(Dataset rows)

::::::

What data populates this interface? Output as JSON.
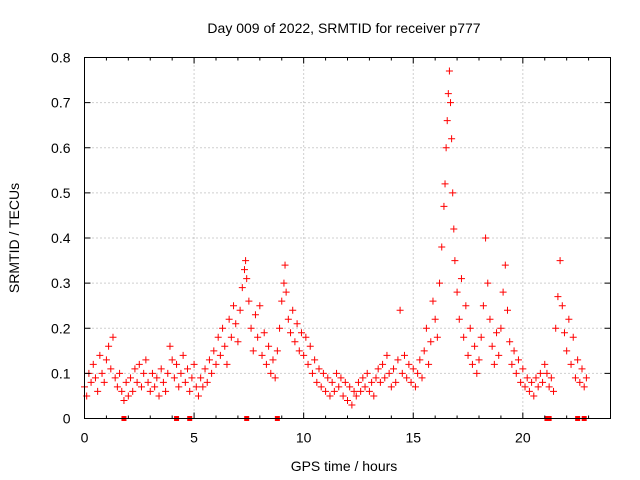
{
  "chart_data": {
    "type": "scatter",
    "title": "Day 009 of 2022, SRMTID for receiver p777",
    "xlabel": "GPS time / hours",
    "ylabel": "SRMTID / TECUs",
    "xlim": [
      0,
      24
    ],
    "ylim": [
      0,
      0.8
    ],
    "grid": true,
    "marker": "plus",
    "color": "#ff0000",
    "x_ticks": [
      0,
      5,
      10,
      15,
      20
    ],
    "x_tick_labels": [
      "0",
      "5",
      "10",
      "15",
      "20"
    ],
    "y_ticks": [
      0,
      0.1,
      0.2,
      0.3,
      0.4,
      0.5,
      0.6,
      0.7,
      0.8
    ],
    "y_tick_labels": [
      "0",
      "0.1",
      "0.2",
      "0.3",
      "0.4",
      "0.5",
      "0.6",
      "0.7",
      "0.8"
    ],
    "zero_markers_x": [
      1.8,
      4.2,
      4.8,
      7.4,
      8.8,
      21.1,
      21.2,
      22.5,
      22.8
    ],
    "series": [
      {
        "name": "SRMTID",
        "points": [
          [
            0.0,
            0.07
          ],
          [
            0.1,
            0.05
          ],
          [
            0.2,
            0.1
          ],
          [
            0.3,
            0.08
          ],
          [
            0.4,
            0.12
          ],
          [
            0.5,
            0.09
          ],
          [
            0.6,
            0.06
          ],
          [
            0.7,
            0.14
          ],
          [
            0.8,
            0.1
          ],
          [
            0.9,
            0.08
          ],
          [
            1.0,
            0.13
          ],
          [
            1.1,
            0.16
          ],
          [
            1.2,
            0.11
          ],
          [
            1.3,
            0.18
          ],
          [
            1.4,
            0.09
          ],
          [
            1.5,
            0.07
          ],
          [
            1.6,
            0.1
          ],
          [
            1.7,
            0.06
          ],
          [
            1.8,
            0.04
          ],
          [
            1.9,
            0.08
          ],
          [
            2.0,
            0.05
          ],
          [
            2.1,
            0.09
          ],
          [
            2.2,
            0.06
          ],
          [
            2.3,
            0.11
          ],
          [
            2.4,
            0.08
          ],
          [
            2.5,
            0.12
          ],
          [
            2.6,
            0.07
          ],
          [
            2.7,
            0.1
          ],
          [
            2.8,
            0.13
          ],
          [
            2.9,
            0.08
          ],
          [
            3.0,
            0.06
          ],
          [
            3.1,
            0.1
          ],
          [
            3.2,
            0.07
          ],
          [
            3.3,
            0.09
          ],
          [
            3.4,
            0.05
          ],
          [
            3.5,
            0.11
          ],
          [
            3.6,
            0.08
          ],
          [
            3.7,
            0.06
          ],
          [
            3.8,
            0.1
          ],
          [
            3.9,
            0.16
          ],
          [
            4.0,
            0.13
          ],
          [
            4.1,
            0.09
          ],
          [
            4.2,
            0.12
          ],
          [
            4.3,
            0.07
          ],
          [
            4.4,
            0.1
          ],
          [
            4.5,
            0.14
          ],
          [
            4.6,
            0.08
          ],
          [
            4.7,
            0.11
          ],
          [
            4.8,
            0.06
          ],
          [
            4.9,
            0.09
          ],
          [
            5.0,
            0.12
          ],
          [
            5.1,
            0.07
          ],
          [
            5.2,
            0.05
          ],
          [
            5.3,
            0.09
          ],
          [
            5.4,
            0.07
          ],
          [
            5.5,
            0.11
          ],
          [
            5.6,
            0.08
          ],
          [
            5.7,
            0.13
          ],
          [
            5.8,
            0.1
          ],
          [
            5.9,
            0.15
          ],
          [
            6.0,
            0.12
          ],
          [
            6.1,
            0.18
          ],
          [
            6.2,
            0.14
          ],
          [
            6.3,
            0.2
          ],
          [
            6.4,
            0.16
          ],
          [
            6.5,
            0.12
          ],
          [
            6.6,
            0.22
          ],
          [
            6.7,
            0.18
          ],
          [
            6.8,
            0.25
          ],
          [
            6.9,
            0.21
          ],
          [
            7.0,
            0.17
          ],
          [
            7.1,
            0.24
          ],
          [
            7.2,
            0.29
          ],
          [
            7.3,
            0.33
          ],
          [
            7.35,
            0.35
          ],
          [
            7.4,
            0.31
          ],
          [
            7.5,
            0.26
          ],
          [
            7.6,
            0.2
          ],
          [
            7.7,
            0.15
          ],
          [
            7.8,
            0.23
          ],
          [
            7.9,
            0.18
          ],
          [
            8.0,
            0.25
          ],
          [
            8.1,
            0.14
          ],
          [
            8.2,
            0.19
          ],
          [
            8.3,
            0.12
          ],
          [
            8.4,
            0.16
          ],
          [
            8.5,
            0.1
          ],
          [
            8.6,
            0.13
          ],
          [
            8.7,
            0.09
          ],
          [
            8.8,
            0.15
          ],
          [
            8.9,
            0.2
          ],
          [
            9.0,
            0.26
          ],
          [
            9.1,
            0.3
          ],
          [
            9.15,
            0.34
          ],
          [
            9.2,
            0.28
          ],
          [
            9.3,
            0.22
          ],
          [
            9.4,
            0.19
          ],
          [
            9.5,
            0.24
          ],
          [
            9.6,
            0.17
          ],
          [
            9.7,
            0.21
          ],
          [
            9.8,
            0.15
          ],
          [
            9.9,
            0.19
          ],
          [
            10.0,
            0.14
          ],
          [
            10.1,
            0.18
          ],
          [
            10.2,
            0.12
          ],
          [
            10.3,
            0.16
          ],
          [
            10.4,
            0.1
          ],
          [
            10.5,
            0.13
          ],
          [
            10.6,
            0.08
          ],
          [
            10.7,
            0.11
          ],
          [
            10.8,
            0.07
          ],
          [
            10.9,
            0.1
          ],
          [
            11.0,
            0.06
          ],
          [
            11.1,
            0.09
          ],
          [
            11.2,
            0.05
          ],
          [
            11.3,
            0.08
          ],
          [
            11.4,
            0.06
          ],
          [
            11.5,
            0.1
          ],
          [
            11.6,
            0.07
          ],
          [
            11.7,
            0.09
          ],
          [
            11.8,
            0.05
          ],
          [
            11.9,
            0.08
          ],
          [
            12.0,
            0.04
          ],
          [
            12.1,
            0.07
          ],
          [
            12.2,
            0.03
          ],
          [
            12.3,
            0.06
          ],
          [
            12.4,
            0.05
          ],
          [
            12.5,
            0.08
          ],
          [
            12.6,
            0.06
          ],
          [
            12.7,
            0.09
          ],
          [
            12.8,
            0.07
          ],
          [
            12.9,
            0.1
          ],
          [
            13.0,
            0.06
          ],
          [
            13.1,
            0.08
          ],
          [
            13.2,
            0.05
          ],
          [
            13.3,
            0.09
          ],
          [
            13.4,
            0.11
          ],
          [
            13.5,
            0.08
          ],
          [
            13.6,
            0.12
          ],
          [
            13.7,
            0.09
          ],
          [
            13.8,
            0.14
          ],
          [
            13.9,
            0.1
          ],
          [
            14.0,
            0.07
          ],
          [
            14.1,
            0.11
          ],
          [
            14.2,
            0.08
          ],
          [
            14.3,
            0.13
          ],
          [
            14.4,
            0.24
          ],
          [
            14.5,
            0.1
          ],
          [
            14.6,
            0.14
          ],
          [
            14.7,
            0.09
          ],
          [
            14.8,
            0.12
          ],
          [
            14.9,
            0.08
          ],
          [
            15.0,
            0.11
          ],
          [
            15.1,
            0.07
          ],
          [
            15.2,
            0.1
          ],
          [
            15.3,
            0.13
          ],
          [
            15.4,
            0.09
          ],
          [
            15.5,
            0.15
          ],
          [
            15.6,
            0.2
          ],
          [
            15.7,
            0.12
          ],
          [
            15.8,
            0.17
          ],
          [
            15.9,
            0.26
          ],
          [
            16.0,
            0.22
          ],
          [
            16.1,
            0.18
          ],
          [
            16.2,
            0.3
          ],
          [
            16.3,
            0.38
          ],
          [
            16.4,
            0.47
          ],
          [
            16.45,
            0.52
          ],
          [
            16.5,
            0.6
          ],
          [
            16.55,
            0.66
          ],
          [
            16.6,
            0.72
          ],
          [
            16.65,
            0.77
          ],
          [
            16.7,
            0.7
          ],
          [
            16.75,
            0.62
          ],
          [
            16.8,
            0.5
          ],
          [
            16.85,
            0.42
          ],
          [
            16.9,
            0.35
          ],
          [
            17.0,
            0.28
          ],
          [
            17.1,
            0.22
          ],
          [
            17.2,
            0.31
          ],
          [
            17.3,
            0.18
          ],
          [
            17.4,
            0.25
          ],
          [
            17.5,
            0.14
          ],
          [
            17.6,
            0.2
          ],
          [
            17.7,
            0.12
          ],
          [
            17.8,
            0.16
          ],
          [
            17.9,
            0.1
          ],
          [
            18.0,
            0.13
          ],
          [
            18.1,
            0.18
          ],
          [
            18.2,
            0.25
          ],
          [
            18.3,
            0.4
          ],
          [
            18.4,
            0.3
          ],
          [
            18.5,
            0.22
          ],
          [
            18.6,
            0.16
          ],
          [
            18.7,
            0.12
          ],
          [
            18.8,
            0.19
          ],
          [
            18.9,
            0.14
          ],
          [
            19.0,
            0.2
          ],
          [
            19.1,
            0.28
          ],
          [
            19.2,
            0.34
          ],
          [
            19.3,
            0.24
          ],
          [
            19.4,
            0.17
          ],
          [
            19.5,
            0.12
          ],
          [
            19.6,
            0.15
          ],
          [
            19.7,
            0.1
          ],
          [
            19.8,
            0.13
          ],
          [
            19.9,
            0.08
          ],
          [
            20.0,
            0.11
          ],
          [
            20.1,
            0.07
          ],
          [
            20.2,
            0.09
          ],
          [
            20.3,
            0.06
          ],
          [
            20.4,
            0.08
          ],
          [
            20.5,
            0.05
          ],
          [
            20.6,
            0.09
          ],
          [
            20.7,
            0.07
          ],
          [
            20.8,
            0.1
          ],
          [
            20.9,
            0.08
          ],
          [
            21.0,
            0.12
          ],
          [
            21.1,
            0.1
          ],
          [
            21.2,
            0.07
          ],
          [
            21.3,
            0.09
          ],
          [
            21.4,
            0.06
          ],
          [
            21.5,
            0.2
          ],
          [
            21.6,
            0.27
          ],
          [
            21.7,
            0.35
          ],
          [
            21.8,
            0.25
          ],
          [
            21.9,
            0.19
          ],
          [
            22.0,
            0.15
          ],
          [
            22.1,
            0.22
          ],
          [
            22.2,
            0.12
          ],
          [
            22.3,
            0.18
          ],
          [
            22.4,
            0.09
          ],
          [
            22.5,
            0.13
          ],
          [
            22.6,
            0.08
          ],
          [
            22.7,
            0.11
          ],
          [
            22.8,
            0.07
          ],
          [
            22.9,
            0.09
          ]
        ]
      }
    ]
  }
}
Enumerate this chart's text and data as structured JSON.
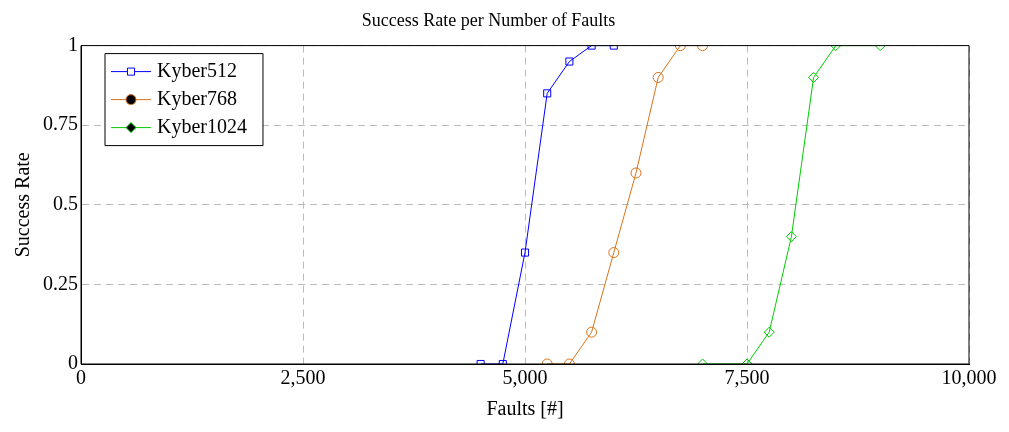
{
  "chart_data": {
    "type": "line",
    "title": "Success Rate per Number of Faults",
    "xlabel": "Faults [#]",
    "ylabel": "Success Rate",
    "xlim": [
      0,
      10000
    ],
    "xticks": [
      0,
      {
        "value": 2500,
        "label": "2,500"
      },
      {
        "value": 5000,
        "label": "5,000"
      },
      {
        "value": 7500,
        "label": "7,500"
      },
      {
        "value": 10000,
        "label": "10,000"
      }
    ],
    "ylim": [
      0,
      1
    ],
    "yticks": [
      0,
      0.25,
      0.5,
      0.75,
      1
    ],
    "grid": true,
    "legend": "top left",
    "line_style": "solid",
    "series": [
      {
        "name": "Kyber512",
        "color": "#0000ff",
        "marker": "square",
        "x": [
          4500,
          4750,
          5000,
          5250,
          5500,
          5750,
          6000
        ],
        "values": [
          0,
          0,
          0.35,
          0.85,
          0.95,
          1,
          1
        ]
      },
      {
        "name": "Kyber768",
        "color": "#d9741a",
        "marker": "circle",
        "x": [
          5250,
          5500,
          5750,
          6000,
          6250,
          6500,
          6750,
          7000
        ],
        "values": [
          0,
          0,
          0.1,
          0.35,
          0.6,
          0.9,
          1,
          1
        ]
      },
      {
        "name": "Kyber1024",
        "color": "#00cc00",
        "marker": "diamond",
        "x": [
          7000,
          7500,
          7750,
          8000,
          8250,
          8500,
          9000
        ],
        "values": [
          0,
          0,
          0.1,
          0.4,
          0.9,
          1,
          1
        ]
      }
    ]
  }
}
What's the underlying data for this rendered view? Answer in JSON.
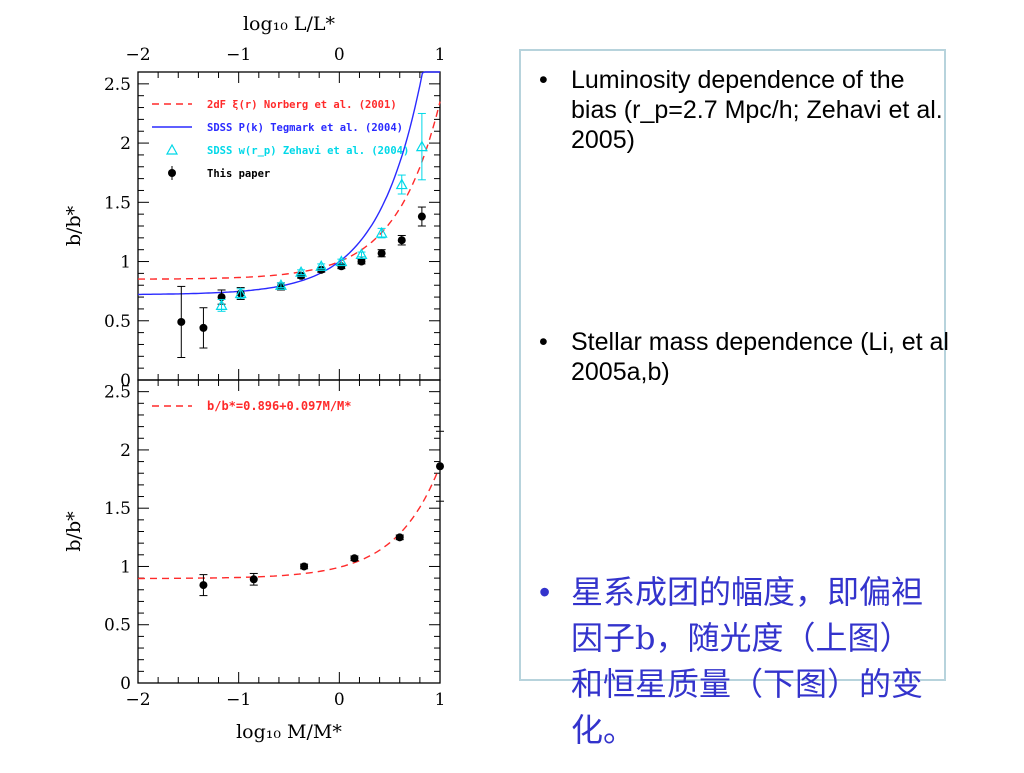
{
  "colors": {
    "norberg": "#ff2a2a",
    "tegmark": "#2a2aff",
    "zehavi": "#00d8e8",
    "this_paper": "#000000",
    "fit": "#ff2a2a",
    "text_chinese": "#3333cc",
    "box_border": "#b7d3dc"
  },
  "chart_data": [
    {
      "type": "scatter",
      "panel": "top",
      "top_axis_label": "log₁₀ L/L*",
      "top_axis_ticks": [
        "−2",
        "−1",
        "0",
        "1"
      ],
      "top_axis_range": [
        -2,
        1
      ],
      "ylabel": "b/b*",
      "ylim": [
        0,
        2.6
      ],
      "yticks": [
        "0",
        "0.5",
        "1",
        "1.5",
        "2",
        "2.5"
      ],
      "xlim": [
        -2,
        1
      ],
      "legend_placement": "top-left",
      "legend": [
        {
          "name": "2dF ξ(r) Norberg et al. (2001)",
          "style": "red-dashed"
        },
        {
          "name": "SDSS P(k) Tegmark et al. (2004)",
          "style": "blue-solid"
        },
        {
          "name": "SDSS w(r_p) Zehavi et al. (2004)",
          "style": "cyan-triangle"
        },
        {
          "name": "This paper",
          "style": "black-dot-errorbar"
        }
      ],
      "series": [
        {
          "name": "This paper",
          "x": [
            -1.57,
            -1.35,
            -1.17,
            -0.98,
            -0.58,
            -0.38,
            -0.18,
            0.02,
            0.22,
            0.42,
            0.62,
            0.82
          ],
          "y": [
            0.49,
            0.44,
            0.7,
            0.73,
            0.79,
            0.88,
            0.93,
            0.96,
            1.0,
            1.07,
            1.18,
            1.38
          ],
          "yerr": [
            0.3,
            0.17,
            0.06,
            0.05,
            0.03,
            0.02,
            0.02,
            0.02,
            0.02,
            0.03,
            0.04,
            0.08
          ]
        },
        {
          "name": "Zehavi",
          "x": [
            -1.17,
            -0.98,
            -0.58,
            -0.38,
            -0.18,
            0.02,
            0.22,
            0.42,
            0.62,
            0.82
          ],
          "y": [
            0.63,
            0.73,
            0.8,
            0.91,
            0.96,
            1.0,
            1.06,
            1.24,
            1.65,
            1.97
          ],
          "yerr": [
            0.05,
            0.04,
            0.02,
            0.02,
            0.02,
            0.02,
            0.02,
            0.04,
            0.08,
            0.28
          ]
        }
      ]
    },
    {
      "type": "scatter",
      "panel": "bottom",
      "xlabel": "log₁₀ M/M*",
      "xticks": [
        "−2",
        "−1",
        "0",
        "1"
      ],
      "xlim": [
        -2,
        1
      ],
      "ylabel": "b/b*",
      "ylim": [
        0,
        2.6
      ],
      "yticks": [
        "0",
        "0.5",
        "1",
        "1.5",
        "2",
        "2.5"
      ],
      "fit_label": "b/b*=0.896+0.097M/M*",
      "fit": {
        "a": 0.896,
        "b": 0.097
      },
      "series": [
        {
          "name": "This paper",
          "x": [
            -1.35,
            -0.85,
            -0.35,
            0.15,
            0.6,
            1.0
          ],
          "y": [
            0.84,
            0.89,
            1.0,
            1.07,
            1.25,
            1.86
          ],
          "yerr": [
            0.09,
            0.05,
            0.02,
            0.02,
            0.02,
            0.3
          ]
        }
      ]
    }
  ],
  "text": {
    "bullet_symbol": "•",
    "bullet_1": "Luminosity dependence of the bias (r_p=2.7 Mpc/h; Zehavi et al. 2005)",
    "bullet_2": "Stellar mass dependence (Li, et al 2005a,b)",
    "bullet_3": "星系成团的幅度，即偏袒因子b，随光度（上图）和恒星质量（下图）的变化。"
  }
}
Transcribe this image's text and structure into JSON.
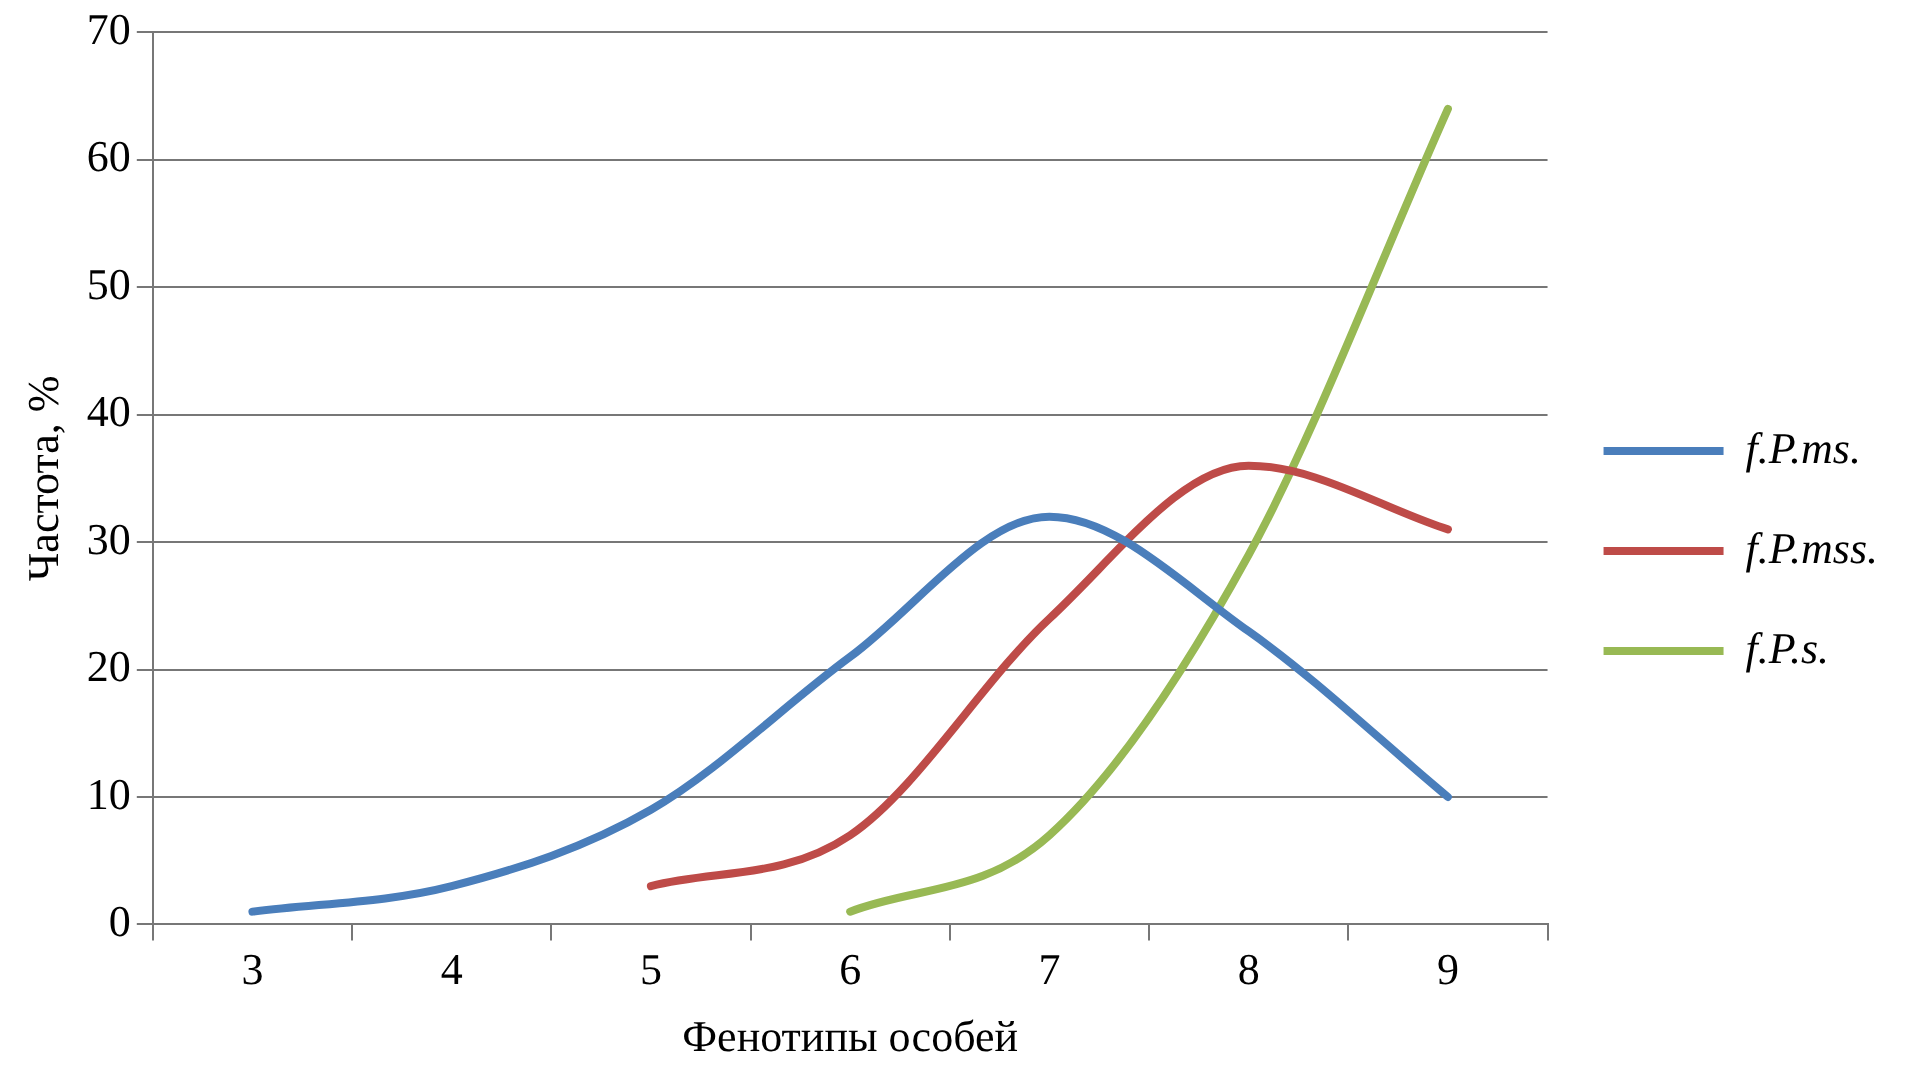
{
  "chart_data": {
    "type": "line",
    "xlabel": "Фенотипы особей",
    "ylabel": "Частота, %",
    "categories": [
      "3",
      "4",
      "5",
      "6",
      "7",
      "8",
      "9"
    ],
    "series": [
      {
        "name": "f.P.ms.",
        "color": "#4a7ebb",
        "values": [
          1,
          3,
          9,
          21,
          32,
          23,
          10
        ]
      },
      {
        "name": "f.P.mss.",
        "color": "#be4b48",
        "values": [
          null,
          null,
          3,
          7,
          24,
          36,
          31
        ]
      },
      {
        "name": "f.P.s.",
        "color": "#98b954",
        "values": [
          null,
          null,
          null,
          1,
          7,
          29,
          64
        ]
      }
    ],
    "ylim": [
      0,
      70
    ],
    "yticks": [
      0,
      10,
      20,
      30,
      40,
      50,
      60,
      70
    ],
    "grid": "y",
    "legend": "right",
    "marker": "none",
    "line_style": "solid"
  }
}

::::::

# What to do
From the records above, how many lines include the word "dependence"? Only the number is wanted.

# Right answer
2